◆ PROBLEM DETAILS ◆
List each line of the data in which the string "possible" appears.

◆ GIVEN RECORDS ◆
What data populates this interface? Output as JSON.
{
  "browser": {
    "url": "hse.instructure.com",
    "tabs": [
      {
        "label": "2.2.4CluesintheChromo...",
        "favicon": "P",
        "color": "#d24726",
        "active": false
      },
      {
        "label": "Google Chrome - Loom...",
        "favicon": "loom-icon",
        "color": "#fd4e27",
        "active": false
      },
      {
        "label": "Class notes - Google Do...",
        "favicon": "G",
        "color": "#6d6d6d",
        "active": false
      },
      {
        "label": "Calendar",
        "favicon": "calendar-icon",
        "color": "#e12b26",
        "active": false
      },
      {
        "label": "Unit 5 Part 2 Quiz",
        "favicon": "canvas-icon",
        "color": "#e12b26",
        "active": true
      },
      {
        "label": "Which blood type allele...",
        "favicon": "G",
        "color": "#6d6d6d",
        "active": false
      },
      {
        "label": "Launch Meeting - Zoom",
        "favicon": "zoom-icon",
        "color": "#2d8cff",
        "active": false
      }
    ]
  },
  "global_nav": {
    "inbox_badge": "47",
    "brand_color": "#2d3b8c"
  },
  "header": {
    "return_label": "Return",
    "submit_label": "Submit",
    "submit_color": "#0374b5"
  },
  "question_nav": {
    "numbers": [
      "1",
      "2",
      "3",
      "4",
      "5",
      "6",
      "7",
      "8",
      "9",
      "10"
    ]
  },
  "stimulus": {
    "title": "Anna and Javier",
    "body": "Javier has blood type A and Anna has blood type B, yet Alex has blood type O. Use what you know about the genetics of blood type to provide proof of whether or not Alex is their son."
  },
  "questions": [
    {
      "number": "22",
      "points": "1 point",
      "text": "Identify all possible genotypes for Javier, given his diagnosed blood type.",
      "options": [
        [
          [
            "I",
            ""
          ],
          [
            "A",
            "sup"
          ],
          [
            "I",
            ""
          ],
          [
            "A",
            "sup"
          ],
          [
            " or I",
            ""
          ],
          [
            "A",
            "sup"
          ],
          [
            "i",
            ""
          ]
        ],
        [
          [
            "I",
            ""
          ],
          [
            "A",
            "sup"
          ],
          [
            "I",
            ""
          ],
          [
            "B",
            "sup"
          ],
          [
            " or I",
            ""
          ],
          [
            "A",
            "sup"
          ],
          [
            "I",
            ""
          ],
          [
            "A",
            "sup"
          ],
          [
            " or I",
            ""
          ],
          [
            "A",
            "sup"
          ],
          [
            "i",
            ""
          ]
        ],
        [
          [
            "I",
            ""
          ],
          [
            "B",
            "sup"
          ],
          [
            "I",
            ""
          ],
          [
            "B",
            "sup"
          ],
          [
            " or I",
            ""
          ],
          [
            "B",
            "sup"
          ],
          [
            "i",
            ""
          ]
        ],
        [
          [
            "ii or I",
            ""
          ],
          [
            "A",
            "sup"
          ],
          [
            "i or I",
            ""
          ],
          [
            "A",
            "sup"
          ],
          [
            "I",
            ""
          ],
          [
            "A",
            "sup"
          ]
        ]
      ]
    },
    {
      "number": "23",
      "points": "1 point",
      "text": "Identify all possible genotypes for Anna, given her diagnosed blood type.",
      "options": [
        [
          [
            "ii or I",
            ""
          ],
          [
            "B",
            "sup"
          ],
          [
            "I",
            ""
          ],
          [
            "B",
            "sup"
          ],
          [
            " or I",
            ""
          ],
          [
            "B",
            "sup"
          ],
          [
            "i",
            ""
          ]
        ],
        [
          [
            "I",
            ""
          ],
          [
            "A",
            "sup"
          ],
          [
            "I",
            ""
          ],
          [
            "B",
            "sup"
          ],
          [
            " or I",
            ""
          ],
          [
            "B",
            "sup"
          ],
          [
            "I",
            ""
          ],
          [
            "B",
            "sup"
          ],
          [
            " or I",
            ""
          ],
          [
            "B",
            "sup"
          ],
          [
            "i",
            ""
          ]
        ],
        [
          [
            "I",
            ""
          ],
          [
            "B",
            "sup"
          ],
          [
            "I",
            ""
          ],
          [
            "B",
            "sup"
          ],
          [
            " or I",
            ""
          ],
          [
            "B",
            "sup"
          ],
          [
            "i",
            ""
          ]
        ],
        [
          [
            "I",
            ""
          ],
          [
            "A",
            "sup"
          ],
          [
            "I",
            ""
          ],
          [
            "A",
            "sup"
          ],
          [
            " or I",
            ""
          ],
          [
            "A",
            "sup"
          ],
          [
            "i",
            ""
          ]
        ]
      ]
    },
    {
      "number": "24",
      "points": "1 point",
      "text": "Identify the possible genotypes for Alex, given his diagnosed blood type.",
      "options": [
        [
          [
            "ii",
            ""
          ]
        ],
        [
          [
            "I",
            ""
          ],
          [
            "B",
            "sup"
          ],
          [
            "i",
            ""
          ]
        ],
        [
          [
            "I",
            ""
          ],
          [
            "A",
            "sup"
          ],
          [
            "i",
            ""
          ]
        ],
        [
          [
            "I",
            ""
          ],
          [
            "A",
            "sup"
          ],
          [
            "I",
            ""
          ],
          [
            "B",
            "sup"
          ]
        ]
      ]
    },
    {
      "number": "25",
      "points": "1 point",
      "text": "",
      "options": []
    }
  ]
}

◆ SOLUTION TO THIS EXERCISE ◆
      "text": "Identify all possible genotypes for Javier, given his diagnosed blood type.",
      "text": "Identify all possible genotypes for Anna, given her diagnosed blood type.",
      "text": "Identify the possible genotypes for Alex, given his diagnosed blood type.",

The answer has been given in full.